● **SUPPLIED RECORDS**:
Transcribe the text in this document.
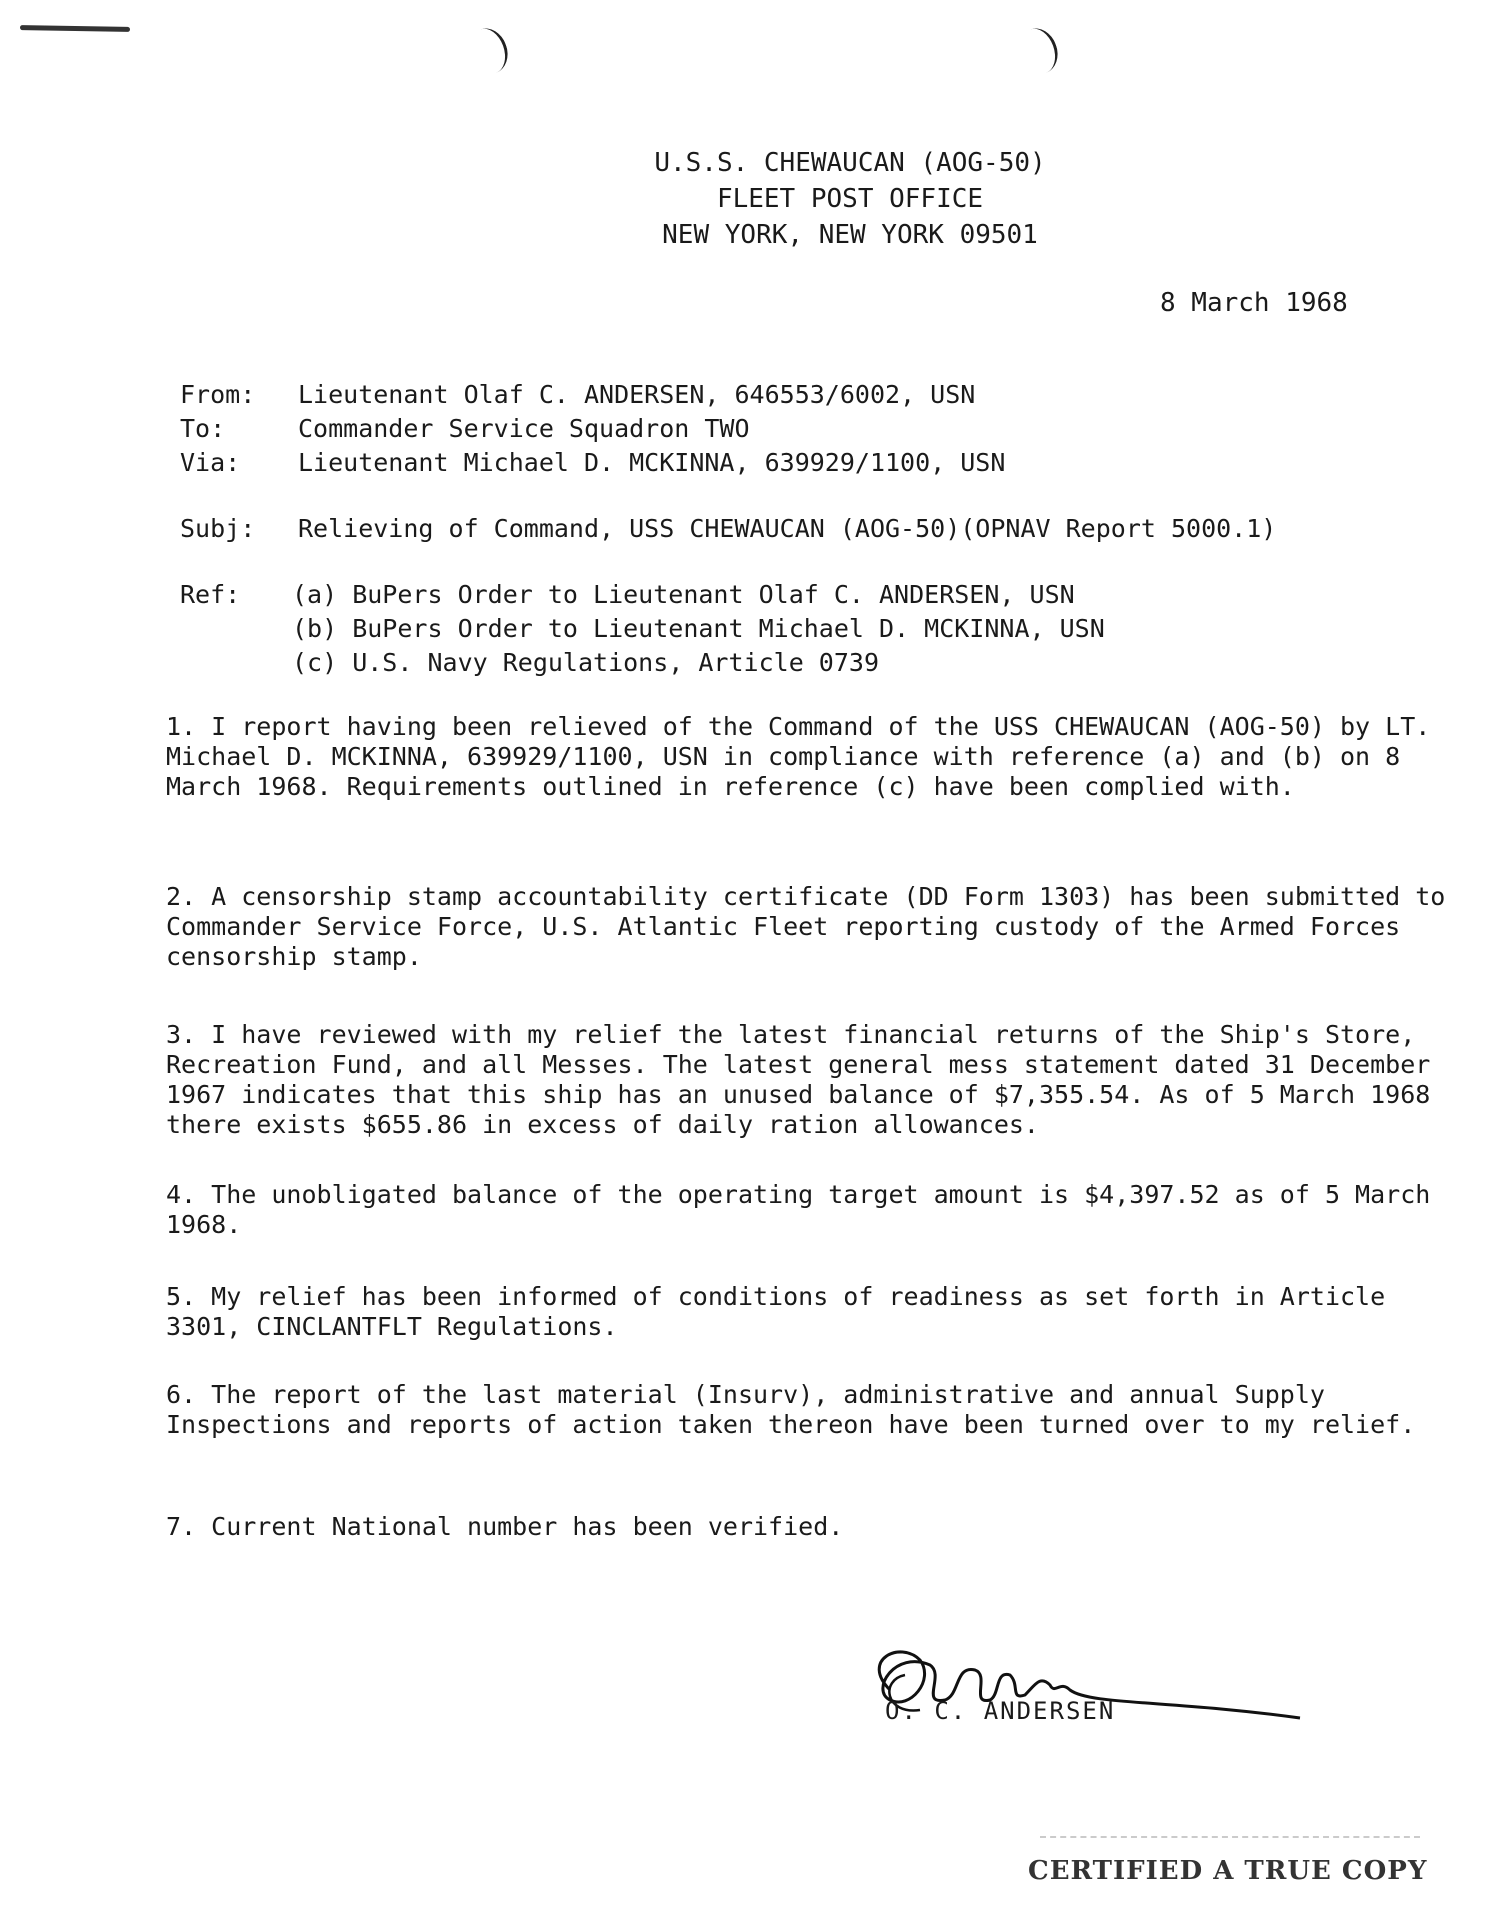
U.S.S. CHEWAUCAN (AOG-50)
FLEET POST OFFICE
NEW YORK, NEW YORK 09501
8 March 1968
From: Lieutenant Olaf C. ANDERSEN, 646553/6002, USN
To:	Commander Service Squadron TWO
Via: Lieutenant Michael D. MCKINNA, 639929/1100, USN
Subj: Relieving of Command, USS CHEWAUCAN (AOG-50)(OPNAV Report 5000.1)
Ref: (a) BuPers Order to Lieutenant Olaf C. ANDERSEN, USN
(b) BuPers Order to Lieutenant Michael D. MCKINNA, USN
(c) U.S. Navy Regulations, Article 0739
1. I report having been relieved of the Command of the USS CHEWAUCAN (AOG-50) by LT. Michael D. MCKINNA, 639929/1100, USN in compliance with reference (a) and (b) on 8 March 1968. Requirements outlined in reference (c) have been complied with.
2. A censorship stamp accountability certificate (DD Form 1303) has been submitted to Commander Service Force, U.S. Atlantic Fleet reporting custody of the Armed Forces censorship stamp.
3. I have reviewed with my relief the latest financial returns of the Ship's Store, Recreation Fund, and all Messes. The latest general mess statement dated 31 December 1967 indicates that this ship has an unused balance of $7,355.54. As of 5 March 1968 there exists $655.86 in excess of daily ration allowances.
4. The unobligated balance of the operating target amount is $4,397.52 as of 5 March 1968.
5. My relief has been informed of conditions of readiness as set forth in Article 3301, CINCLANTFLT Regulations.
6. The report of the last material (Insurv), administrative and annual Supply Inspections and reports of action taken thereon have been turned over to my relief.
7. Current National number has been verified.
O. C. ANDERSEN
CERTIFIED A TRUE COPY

● **GOAL OF THE EXERCISE**: Each entry should be repeated exactly as it appears; the pictures stay out.

● **SOLUTION FOR THIS TASK**:
Transcribe the text in this document.
U.S.S. CHEWAUCAN (AOG-50)
FLEET POST OFFICE
NEW YORK, NEW YORK 09501
8 March 1968
From: Lieutenant Olaf C. ANDERSEN, 646553/6002, USN
To:	Commander Service Squadron TWO
Via: Lieutenant Michael D. MCKINNA, 639929/1100, USN
Subj: Relieving of Command, USS CHEWAUCAN (AOG-50)(OPNAV Report 5000.1)
Ref: (a) BuPers Order to Lieutenant Olaf C. ANDERSEN, USN
(b) BuPers Order to Lieutenant Michael D. MCKINNA, USN
(c) U.S. Navy Regulations, Article 0739
1. I report having been relieved of the Command of the USS CHEWAUCAN (AOG-50) by LT. Michael D. MCKINNA, 639929/1100, USN in compliance with reference (a) and (b) on 8 March 1968. Requirements outlined in reference (c) have been complied with.
2. A censorship stamp accountability certificate (DD Form 1303) has been submitted to Commander Service Force, U.S. Atlantic Fleet reporting custody of the Armed Forces censorship stamp.
3. I have reviewed with my relief the latest financial returns of the Ship's Store, Recreation Fund, and all Messes. The latest general mess statement dated 31 December 1967 indicates that this ship has an unused balance of $7,355.54. As of 5 March 1968 there exists $655.86 in excess of daily ration allowances.
4. The unobligated balance of the operating target amount is $4,397.52 as of 5 March 1968.
5. My relief has been informed of conditions of readiness as set forth in Article 3301, CINCLANTFLT Regulations.
6. The report of the last material (Insurv), administrative and annual Supply Inspections and reports of action taken thereon have been turned over to my relief.
7. Current National number has been verified.
O. C. ANDERSEN
CERTIFIED A TRUE COPY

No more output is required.